**INFORMATION GIVEN**
──────────────────────────────
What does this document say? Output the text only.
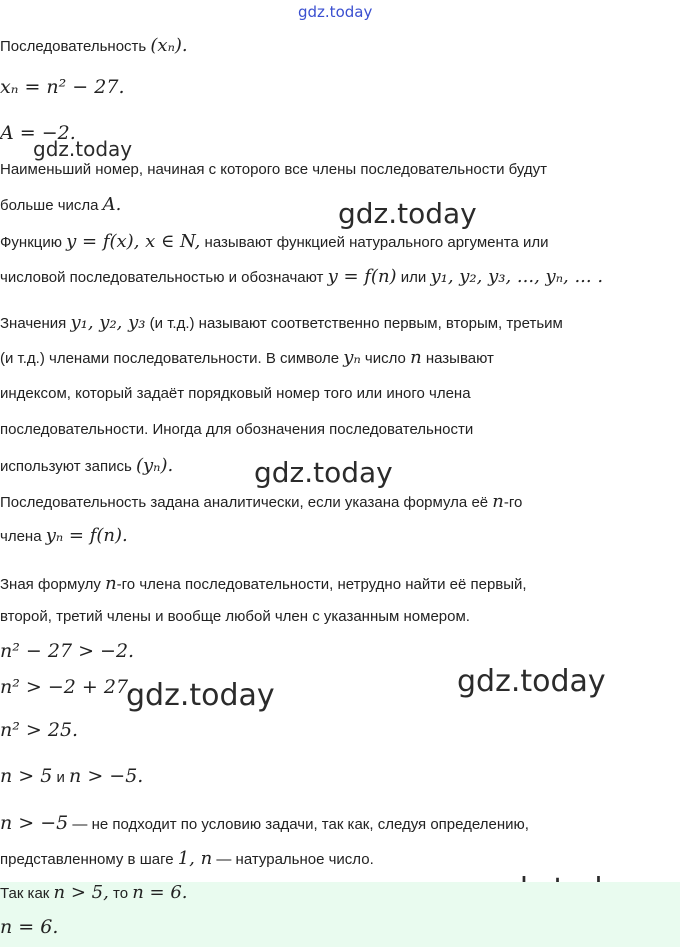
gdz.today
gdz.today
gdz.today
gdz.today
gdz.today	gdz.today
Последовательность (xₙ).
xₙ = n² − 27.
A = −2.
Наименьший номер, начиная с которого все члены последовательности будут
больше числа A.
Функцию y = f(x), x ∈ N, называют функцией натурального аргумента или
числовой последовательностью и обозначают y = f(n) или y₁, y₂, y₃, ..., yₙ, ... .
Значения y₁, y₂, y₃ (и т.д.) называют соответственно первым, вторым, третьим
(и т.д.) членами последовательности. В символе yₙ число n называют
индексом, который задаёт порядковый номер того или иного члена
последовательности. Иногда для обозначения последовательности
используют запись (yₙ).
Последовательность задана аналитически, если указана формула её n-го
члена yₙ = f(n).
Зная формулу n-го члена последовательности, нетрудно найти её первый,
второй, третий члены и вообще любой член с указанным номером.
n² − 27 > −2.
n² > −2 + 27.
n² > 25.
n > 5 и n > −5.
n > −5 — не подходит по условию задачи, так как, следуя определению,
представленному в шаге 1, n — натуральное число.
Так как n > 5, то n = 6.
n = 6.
──────────────────────────────
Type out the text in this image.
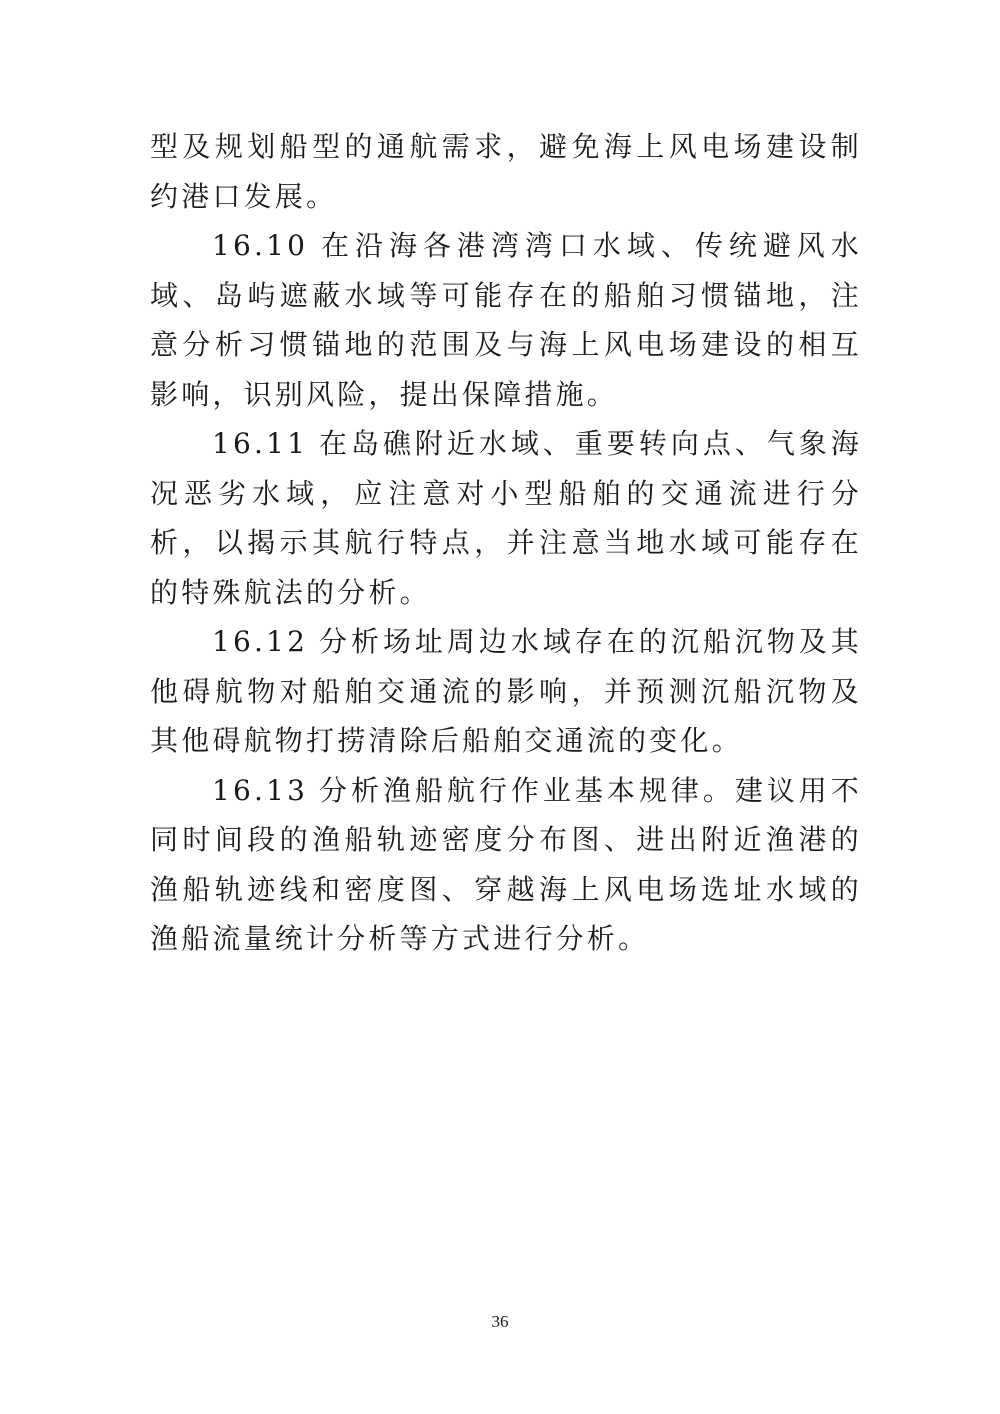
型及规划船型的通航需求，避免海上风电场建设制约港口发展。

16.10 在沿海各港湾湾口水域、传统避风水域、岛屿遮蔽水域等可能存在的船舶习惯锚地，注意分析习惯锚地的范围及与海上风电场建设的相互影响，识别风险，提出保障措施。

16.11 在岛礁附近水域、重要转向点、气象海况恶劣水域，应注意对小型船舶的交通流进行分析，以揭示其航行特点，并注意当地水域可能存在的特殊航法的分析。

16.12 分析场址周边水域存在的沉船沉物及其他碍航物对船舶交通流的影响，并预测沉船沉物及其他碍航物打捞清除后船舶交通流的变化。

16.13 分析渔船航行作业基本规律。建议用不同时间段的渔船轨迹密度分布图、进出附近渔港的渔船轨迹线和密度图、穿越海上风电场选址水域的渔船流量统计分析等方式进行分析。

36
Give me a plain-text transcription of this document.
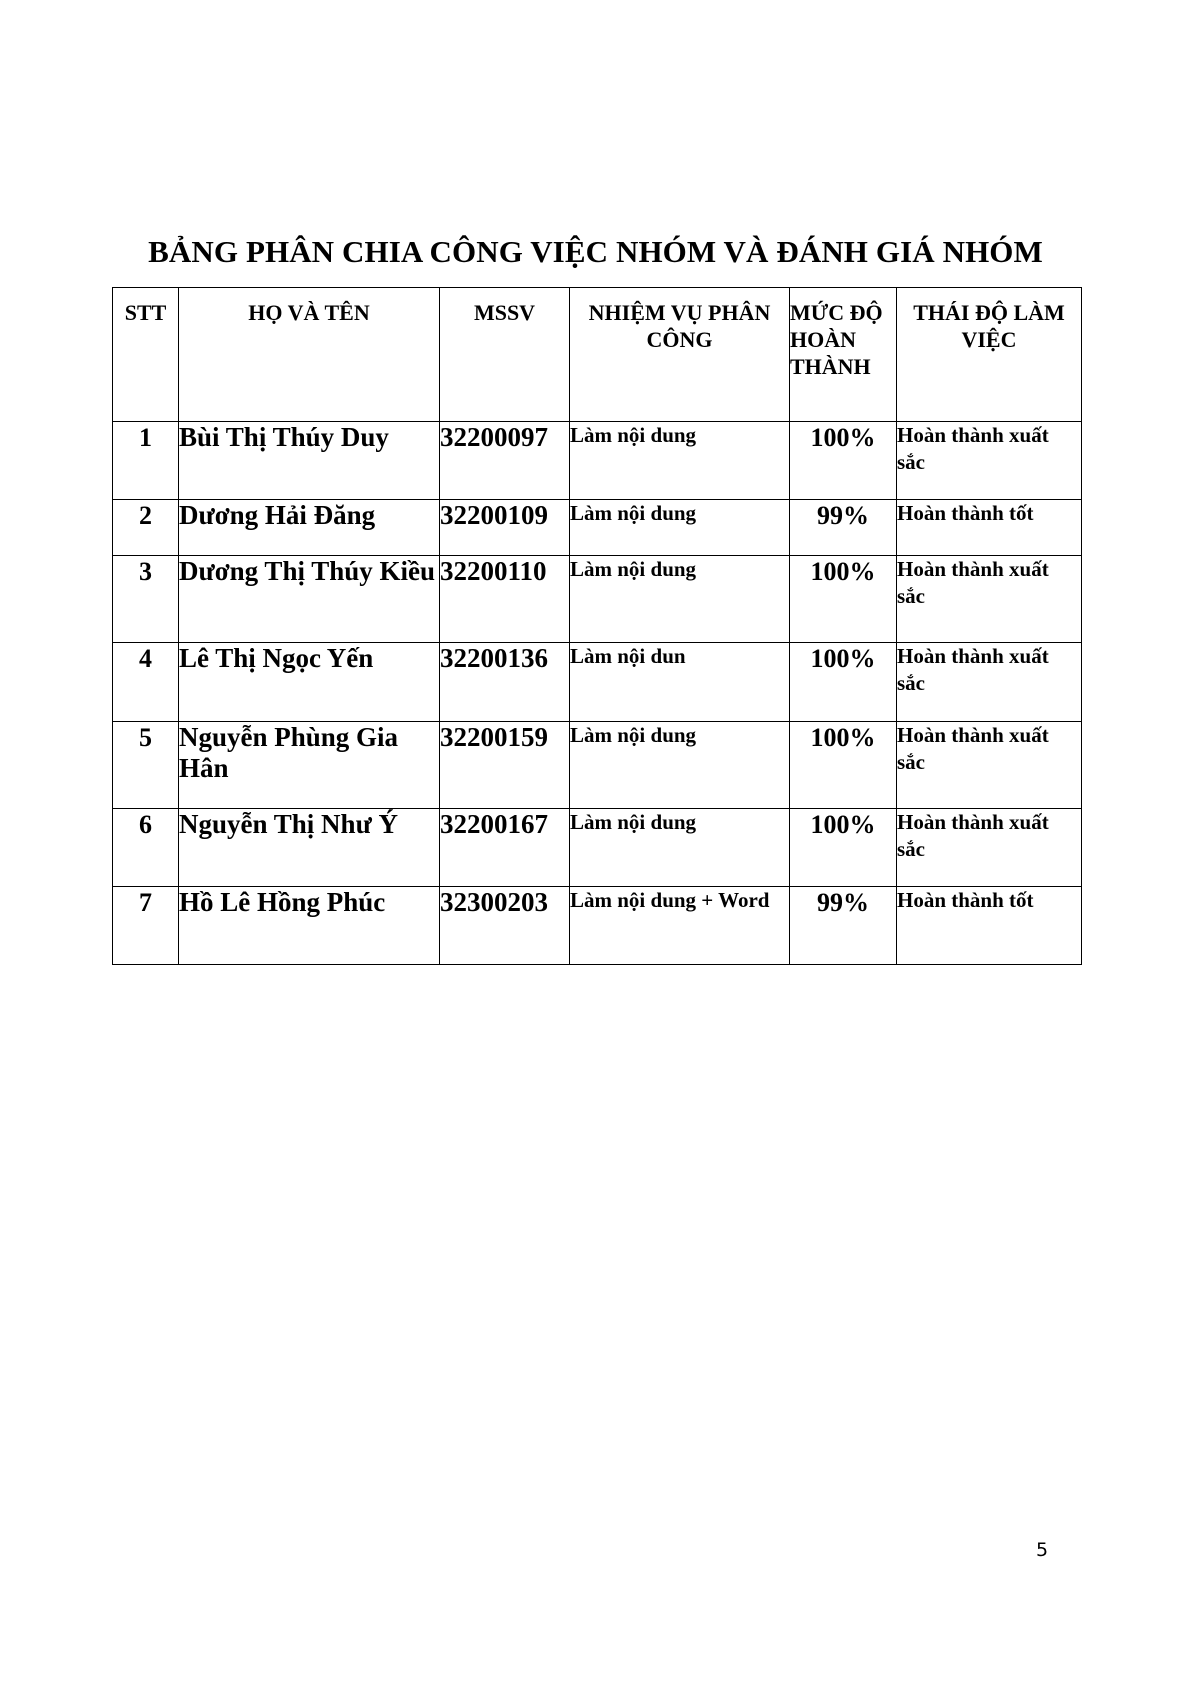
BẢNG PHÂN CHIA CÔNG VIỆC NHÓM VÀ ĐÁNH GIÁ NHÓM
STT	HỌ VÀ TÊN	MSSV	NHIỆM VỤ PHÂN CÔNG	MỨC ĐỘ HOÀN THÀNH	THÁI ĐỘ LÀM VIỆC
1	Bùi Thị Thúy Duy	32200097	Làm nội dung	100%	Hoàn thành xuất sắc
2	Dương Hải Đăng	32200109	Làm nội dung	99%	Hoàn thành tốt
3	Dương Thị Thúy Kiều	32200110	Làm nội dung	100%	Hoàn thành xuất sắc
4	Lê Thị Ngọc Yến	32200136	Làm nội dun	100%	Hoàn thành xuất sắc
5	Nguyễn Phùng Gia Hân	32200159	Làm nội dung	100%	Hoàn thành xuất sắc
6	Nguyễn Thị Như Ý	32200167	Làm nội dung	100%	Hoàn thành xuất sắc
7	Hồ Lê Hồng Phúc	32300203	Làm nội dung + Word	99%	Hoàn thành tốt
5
──────────────────────────────
**WHAT YOU SHOULD DO**
From the listing above, return each line with the word "PHÂN".

**TASK ANSWER**
BẢNG PHÂN CHIA CÔNG VIỆC NHÓM VÀ ĐÁNH GIÁ NHÓM
STT	HỌ VÀ TÊN	MSSV	NHIỆM VỤ PHÂN CÔNG	MỨC ĐỘ HOÀN THÀNH	THÁI ĐỘ LÀM VIỆC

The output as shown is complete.